# start of Given information
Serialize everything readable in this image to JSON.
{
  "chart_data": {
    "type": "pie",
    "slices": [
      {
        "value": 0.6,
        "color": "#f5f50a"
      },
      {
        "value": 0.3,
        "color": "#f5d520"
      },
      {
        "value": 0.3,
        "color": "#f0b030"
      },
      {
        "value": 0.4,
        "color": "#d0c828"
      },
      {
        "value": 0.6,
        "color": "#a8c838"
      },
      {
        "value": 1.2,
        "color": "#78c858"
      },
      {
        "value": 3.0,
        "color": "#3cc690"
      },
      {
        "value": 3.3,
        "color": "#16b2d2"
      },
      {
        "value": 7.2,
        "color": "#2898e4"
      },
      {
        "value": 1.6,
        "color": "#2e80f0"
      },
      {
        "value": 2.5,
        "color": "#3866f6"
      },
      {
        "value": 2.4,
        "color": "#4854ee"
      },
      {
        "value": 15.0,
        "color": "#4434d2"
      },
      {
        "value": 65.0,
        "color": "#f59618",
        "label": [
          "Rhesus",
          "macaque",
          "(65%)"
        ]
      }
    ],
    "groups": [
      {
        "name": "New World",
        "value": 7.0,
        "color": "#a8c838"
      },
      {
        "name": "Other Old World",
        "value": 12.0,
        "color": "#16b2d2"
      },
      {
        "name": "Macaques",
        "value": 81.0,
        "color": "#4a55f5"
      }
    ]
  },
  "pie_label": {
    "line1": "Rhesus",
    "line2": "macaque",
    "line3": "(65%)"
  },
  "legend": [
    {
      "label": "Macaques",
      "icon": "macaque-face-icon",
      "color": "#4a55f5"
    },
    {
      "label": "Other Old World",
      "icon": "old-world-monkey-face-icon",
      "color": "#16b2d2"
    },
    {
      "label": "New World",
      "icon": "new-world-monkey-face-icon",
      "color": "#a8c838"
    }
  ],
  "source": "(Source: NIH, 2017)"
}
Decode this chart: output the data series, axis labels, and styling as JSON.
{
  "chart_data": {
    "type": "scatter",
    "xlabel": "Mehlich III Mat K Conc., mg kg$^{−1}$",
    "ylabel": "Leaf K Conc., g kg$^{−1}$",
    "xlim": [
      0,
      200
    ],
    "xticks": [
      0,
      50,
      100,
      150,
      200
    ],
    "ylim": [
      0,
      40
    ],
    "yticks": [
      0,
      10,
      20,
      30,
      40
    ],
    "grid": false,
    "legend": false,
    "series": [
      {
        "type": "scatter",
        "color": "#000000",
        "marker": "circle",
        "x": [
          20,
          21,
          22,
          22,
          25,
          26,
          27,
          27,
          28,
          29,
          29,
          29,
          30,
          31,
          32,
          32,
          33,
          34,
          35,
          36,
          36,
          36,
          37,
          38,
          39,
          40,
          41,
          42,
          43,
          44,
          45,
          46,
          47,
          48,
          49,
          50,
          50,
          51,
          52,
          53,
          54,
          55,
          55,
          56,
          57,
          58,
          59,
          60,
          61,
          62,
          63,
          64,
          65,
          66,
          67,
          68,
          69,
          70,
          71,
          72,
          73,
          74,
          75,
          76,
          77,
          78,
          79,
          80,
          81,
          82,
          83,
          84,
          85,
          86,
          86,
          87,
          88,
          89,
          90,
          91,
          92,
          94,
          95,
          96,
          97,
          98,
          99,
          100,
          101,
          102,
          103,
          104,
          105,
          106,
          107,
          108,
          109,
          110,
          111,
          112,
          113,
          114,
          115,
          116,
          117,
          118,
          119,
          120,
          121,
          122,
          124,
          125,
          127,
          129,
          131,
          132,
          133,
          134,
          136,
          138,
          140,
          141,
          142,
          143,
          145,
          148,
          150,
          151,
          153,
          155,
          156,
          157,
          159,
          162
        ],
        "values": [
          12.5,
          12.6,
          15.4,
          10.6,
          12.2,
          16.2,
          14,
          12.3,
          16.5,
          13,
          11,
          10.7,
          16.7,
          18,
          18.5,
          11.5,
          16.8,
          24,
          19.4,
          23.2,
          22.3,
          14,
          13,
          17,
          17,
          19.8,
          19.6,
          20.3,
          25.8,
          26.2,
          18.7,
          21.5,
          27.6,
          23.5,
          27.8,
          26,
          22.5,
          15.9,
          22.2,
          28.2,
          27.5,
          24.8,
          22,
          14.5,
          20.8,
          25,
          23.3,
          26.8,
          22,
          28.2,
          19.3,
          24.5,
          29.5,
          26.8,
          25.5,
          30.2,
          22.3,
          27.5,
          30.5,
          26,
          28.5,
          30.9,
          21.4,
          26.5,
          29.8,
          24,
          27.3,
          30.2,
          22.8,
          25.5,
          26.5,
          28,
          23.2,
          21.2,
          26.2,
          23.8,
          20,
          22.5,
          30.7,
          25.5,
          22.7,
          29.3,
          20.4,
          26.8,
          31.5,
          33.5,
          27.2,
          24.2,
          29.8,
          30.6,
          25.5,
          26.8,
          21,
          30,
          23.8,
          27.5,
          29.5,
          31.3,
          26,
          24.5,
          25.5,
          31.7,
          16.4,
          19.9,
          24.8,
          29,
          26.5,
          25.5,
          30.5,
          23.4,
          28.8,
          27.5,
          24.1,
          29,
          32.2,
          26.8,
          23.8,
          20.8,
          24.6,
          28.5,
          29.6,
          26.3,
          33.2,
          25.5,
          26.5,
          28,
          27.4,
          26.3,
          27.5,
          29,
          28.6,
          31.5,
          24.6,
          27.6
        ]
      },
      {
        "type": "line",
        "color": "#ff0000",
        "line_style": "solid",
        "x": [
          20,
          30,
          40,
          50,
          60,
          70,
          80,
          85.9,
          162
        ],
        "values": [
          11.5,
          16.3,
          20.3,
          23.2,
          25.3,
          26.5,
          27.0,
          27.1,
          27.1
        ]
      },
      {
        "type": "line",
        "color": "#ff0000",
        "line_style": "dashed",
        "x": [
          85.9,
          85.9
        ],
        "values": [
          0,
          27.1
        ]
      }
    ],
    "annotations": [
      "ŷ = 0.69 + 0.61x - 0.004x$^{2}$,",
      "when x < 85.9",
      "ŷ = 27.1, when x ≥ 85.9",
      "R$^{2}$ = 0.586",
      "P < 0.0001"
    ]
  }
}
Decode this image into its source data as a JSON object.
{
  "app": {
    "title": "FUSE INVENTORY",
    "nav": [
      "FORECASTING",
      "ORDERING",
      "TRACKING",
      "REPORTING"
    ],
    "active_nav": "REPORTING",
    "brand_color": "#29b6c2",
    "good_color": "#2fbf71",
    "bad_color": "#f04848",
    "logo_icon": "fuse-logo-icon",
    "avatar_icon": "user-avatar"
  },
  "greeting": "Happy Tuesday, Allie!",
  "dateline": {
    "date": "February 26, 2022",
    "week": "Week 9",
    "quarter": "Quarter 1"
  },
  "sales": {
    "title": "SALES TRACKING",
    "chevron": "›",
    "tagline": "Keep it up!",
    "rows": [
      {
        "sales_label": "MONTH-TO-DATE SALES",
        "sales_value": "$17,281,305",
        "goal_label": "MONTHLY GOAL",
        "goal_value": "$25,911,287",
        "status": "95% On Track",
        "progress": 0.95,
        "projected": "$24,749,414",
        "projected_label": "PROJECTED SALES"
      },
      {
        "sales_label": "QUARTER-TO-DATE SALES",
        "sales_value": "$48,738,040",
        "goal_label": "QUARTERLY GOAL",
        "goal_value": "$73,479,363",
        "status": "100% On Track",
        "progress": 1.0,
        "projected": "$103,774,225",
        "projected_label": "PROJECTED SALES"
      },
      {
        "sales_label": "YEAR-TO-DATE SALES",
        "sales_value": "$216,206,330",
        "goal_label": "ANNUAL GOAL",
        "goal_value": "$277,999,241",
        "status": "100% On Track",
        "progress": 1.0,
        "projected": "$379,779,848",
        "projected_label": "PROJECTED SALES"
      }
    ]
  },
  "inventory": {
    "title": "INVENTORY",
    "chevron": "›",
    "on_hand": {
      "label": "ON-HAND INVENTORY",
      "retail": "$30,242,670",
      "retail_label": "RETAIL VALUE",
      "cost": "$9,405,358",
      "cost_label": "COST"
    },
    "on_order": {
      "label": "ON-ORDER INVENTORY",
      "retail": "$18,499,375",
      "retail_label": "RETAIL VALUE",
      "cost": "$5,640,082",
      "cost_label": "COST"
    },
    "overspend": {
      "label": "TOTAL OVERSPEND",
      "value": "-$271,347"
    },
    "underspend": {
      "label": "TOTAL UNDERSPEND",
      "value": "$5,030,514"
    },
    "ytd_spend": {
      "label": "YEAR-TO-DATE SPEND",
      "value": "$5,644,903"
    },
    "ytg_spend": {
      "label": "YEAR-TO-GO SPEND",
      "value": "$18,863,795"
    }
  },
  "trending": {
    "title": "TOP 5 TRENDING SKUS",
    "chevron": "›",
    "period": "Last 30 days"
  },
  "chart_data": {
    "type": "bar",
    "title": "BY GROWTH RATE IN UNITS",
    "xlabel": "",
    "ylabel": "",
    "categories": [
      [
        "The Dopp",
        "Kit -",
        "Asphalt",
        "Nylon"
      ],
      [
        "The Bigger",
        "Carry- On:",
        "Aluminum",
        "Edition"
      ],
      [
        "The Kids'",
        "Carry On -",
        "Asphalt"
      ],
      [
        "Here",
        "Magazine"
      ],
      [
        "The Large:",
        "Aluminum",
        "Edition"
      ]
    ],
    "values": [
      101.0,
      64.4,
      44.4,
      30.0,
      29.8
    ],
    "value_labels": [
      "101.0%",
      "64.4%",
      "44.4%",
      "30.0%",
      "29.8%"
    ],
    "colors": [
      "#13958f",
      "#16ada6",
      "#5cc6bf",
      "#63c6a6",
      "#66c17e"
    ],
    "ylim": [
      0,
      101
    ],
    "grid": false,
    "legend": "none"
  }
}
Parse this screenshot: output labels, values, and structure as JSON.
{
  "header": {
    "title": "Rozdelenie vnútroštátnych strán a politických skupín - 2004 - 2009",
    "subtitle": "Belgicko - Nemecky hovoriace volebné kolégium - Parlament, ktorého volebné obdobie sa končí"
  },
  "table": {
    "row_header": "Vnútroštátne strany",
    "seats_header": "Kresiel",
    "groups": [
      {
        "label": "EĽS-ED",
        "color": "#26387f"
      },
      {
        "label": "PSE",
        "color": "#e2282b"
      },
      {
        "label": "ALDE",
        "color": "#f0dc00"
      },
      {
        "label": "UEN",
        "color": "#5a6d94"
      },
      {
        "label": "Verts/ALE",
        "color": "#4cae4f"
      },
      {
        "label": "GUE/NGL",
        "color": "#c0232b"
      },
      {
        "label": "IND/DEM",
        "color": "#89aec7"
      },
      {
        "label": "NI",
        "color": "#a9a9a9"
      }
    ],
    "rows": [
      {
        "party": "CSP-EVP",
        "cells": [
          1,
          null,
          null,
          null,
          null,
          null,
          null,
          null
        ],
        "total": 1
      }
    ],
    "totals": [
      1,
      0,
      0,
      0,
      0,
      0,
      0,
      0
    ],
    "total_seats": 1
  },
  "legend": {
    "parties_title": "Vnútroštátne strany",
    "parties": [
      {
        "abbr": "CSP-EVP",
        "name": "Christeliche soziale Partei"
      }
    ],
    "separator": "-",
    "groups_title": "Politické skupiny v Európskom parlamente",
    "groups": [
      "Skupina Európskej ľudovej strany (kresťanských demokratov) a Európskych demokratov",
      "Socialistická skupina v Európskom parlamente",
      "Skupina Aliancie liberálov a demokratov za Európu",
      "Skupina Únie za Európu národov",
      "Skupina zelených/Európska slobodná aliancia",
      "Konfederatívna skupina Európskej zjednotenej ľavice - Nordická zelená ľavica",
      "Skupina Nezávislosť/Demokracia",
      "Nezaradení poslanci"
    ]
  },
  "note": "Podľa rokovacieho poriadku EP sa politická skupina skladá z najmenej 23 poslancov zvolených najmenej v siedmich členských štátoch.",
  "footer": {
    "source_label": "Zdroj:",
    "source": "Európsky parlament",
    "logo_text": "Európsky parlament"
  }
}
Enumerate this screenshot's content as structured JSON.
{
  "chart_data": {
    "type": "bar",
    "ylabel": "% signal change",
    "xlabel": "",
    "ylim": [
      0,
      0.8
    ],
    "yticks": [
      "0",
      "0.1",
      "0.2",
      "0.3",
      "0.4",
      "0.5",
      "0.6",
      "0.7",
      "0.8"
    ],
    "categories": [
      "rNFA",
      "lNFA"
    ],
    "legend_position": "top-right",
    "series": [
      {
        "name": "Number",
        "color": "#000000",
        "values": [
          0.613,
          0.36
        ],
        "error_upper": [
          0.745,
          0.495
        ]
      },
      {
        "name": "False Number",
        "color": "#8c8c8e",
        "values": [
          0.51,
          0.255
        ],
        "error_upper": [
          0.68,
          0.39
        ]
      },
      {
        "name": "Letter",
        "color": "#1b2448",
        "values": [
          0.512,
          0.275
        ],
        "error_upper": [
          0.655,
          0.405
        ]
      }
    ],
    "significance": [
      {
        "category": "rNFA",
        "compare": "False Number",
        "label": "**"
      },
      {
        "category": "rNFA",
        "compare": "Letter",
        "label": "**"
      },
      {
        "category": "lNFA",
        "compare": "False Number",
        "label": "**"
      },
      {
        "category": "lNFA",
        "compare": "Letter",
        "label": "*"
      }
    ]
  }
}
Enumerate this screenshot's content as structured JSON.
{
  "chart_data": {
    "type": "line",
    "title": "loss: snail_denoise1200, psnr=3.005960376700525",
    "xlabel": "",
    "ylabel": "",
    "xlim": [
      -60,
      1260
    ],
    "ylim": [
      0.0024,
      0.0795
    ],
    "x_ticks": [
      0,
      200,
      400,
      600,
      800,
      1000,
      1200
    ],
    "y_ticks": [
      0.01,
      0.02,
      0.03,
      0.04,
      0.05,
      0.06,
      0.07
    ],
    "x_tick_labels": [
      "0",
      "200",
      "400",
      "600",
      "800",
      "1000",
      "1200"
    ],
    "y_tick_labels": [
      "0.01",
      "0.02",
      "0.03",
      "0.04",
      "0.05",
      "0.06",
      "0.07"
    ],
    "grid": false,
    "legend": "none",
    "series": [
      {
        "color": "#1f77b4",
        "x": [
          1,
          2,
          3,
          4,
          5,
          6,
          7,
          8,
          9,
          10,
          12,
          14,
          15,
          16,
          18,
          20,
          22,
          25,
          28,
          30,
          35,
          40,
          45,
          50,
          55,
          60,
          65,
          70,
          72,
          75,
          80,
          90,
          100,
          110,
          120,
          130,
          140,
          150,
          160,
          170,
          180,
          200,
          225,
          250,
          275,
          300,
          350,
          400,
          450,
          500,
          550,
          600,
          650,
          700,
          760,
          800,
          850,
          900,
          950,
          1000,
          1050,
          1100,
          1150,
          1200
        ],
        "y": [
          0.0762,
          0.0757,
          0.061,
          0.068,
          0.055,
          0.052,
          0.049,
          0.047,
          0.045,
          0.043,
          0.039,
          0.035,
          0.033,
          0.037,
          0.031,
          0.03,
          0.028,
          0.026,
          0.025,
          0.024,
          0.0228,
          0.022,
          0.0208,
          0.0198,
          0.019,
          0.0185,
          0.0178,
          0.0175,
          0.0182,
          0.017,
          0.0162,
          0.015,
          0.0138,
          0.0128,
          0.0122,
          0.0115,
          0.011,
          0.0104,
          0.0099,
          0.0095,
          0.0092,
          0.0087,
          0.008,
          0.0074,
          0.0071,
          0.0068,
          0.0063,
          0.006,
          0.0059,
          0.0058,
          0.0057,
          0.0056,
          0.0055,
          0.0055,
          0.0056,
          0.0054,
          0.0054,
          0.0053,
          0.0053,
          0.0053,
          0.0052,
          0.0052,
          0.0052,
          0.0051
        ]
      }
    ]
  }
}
# end of Given information
_Problem details:_ Every line holding "Európskej" should be copied out.

_Response:_
      "Skupina Európskej ľudovej strany (kresťanských demokratov) a Európskych demokratov",
      "Konfederatívna skupina Európskej zjednotenej ľavice - Nordická zelená ľavica",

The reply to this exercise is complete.